2016年6月16日木曜日

非寛容なワイドショー民主主義・・・桝添問題に思う

 東京都知事辞職問題をめぐる報道を見ていると日本の民主主義のレベルに危惧を感じざるを得ない。連日のような公私混合疑惑が全くいじめや噂レベルから扱われている。
 議論の前提となる公と私の区別はどう考えるべきかの基本的な議論は皆無で、自分達には出来ないことを知事がやっていることへの妬みの感情をぶっつけいるだけのように見える。 
都知事が1億の2億もネコハバしたとか、行政の失敗で何億もの損失を招いたというなら問題であるが、コーヒー代を経費で落としているとか金額にすれば取るに足りないことを公共の電波を使って延々と報道している。このコストはおそらく数十億にもなる。

資料一覧:
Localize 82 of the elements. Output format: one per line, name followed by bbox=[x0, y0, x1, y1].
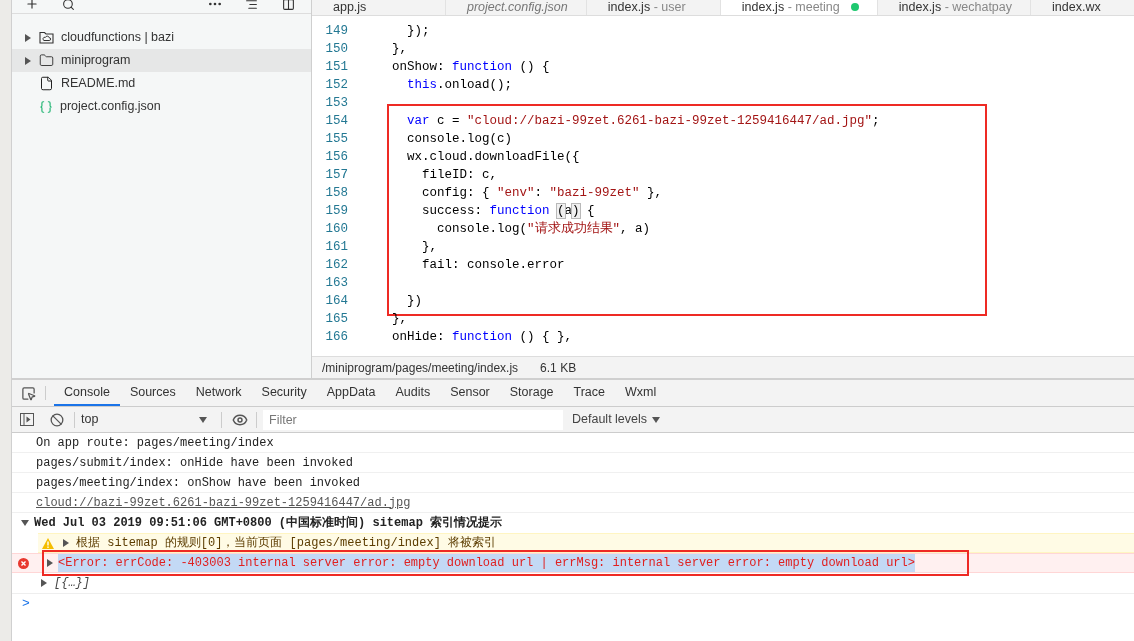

* * *

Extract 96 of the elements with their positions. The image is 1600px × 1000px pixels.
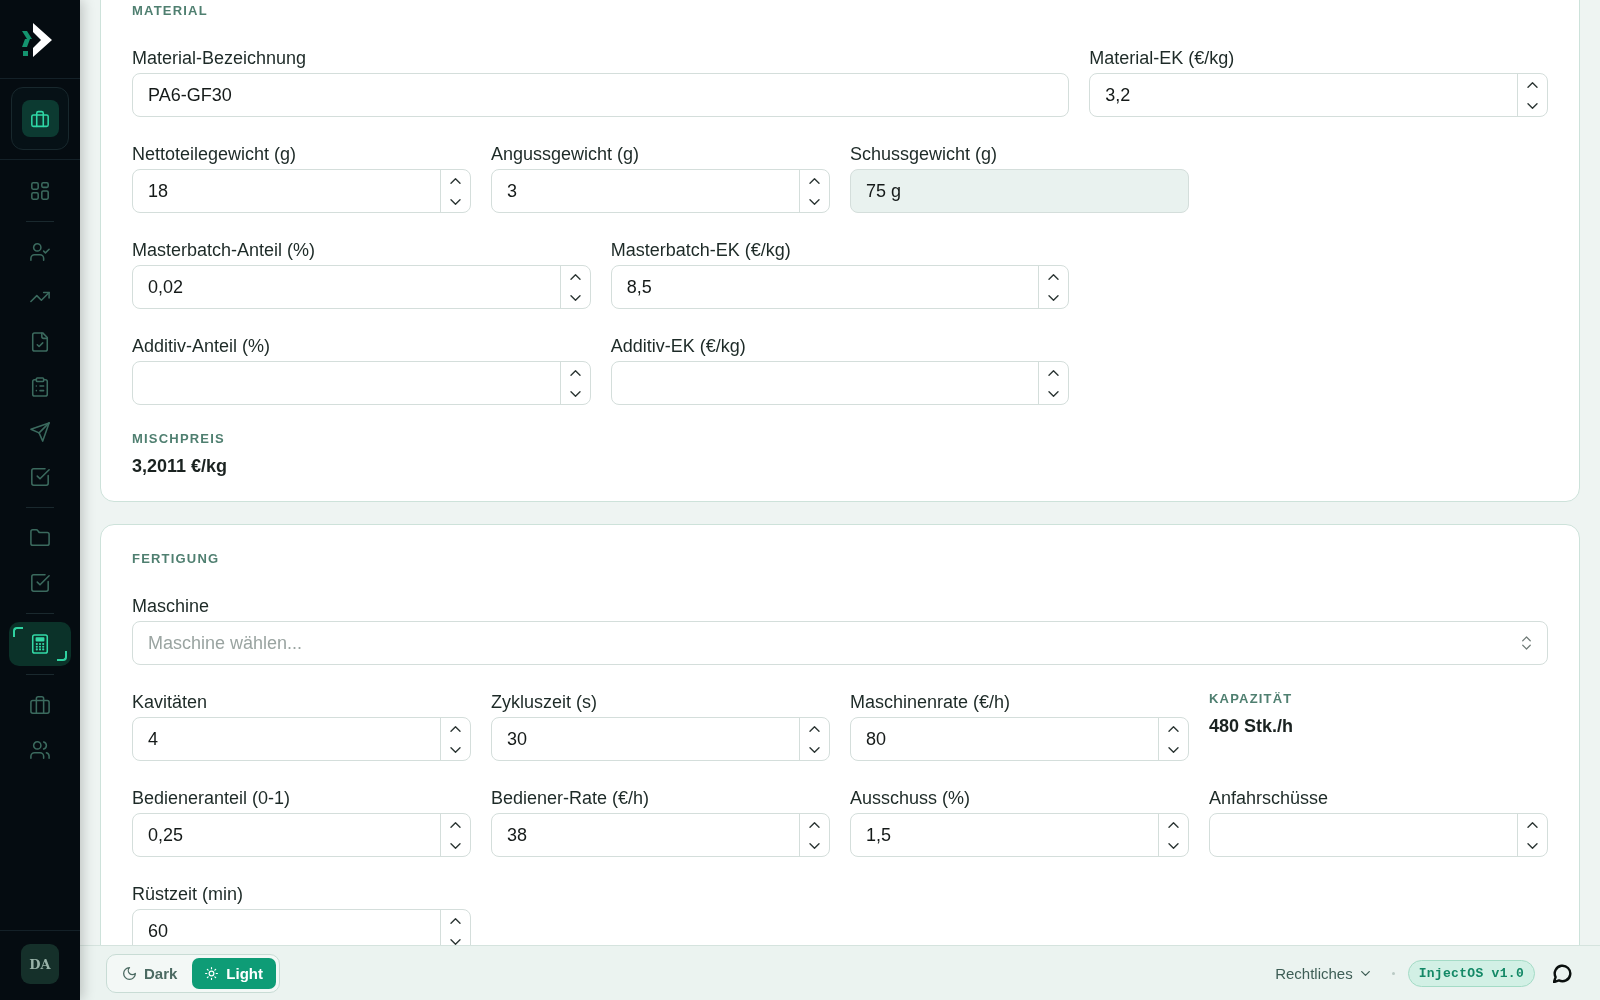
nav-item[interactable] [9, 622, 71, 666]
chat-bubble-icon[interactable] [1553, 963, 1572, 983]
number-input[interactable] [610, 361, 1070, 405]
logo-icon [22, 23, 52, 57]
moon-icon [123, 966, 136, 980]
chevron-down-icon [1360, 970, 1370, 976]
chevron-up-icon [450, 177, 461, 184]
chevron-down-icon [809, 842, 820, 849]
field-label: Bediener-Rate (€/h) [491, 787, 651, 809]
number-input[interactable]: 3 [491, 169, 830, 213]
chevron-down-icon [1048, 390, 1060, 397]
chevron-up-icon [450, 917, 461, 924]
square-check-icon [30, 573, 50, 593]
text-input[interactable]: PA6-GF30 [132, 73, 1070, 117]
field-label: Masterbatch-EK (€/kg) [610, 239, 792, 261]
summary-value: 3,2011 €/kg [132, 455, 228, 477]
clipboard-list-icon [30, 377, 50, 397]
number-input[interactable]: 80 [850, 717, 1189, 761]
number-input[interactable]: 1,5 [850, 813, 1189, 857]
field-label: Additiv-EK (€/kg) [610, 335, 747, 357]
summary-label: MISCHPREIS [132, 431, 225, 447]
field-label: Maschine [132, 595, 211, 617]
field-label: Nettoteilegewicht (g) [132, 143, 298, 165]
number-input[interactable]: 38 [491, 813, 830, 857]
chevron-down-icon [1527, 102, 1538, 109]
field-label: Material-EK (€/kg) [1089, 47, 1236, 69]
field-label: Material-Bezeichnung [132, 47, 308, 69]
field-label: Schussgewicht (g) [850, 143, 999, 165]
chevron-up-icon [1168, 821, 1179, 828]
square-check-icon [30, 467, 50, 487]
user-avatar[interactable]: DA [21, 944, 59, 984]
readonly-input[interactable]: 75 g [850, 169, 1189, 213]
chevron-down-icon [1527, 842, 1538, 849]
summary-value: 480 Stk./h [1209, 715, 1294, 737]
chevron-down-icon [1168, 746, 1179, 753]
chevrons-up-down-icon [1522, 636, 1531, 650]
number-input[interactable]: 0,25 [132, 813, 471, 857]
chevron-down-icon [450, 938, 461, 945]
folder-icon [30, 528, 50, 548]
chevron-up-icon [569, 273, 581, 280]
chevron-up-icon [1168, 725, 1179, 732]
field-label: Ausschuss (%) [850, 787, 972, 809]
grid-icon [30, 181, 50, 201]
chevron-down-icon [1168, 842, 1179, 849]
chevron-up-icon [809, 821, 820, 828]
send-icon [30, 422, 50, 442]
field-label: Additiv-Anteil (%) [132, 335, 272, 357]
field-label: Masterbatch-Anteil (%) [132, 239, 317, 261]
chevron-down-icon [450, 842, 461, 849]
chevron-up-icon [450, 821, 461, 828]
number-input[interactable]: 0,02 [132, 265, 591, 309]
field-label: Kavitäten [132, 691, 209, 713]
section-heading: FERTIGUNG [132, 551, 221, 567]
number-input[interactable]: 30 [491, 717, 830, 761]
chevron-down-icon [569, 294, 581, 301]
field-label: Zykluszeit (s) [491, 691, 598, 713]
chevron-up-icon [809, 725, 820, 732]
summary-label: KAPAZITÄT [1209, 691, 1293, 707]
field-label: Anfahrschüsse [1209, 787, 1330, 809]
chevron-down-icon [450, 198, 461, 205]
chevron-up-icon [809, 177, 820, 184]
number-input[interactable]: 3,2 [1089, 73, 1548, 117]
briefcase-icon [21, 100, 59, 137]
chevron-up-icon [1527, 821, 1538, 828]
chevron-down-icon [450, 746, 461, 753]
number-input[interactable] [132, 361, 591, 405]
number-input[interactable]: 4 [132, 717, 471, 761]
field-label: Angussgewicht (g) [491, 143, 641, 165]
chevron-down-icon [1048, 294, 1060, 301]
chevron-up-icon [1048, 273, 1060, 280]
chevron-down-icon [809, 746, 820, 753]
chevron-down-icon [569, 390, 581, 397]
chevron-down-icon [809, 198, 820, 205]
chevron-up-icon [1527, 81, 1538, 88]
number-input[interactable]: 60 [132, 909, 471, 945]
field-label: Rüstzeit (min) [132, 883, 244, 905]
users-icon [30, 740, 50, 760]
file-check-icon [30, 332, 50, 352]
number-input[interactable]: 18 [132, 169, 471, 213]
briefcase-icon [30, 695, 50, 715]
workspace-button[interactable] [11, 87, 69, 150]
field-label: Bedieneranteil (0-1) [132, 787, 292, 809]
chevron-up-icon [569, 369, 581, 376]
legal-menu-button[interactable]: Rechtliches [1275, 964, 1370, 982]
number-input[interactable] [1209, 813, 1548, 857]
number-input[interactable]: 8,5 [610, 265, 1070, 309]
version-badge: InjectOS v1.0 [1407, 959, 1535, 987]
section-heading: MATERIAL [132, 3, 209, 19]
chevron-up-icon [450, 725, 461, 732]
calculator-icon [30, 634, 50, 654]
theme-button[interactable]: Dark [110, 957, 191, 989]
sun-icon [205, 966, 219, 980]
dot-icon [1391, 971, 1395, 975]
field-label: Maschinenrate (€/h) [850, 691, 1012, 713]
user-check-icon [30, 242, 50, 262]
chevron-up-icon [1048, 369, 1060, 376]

---

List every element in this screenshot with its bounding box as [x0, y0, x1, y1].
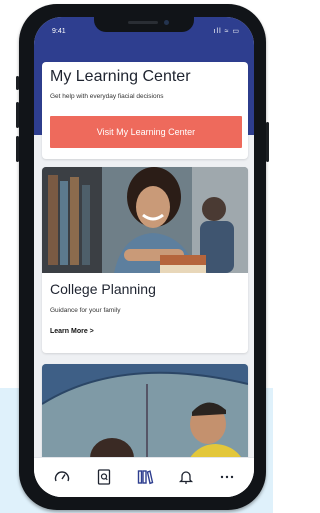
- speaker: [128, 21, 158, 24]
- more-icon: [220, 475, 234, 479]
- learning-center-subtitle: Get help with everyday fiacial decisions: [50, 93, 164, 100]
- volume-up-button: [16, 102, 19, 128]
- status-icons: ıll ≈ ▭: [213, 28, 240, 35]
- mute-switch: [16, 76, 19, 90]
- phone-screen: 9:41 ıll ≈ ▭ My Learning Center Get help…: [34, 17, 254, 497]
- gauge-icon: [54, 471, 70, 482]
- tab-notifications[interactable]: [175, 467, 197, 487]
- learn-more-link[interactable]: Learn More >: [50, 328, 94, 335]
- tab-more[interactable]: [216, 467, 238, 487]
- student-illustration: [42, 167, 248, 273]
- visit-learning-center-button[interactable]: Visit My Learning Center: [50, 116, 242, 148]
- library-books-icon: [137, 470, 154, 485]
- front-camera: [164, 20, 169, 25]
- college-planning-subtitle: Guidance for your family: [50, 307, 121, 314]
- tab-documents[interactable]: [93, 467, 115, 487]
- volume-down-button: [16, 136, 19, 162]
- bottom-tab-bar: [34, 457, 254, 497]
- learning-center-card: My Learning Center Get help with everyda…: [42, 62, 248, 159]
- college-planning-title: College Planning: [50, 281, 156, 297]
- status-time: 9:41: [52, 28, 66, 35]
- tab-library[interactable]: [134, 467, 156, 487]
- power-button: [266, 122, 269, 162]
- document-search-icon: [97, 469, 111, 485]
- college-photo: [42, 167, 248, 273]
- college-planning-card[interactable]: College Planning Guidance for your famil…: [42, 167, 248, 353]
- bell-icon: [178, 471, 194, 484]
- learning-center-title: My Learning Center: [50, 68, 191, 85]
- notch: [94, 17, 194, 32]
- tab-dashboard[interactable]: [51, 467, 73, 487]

やること:
「読む文章」を最初から最後まで、一字も変えずに全部返してください。

全文出力:
2016年6月16日木曜日

非寛容なワイドショー民主主義・・・桝添問題に思う

 東京都知事辞職問題をめぐる報道を見ていると日本の民主主義のレベルに危惧を感じざるを得ない。連日のような公私混合疑惑が全くいじめや噂レベルから扱われている。
 議論の前提となる公と私の区別はどう考えるべきかの基本的な議論は皆無で、自分達には出来ないことを知事がやっていることへの妬みの感情をぶっつけいるだけのように見える。 
都知事が1億の2億もネコハバしたとか、行政の失敗で何億もの損失を招いたというなら問題であるが、コーヒー代を経費で落としているとか金額にすれば取るに足りないことを公共の電波を使って延々と報道している。このコストはおそらく数十億にもなる。